Request:
Reproduce all entries precisely as they are written.

Entries provided:
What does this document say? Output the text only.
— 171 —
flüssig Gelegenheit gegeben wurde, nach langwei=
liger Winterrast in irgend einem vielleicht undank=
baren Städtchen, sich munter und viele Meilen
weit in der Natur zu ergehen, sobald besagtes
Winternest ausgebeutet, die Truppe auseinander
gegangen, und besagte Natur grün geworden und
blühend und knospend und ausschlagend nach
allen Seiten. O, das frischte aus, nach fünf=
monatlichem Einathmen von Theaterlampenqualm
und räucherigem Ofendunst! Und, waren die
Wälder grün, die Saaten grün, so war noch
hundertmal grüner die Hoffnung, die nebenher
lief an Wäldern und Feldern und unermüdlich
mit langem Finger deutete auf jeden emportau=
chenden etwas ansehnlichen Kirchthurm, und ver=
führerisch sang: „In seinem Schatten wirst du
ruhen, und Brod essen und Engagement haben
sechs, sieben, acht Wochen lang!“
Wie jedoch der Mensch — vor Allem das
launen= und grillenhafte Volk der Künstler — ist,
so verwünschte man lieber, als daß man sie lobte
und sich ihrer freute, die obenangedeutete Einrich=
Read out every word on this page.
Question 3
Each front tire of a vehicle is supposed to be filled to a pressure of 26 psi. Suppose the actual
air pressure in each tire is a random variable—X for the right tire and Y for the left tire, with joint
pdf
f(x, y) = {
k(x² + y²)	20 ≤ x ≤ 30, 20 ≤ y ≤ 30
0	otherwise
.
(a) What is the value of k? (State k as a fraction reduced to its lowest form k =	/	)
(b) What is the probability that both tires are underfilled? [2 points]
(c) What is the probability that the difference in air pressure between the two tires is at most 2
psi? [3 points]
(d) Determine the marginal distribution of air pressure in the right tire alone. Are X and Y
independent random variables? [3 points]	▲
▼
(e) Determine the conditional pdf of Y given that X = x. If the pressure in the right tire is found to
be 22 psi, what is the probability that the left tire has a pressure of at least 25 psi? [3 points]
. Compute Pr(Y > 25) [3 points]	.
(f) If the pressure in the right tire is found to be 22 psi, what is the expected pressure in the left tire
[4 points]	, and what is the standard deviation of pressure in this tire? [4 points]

Worked answer:
What does this document say? Output the text only.
— 171 —
flüssig Gelegenheit gegeben wurde, nach langwei=
liger Winterrast in irgend einem vielleicht undank=
baren Städtchen, sich munter und viele Meilen
weit in der Natur zu ergehen, sobald besagtes
Winternest ausgebeutet, die Truppe auseinander
gegangen, und besagte Natur grün geworden und
blühend und knospend und ausschlagend nach
allen Seiten. O, das frischte aus, nach fünf=
monatlichem Einathmen von Theaterlampenqualm
und räucherigem Ofendunst! Und, waren die
Wälder grün, die Saaten grün, so war noch
hundertmal grüner die Hoffnung, die nebenher
lief an Wäldern und Feldern und unermüdlich
mit langem Finger deutete auf jeden emportau=
chenden etwas ansehnlichen Kirchthurm, und ver=
führerisch sang: „In seinem Schatten wirst du
ruhen, und Brod essen und Engagement haben
sechs, sieben, acht Wochen lang!“
Wie jedoch der Mensch — vor Allem das
launen= und grillenhafte Volk der Künstler — ist,
so verwünschte man lieber, als daß man sie lobte
und sich ihrer freute, die obenangedeutete Einrich=
Read out every word on this page.
Question 3
Each front tire of a vehicle is supposed to be filled to a pressure of 26 psi. Suppose the actual
air pressure in each tire is a random variable—X for the right tire and Y for the left tire, with joint
pdf
f(x, y) = {
k(x² + y²)	20 ≤ x ≤ 30, 20 ≤ y ≤ 30
0	otherwise
.
(a) What is the value of k? (State k as a fraction reduced to its lowest form k =	/	)
(b) What is the probability that both tires are underfilled? [2 points]
(c) What is the probability that the difference in air pressure between the two tires is at most 2
psi? [3 points]
(d) Determine the marginal distribution of air pressure in the right tire alone. Are X and Y
independent random variables? [3 points]	▲
▼
(e) Determine the conditional pdf of Y given that X = x. If the pressure in the right tire is found to
be 22 psi, what is the probability that the left tire has a pressure of at least 25 psi? [3 points]
. Compute Pr(Y > 25) [3 points]	.
(f) If the pressure in the right tire is found to be 22 psi, what is the expected pressure in the left tire
[4 points]	, and what is the standard deviation of pressure in this tire? [4 points]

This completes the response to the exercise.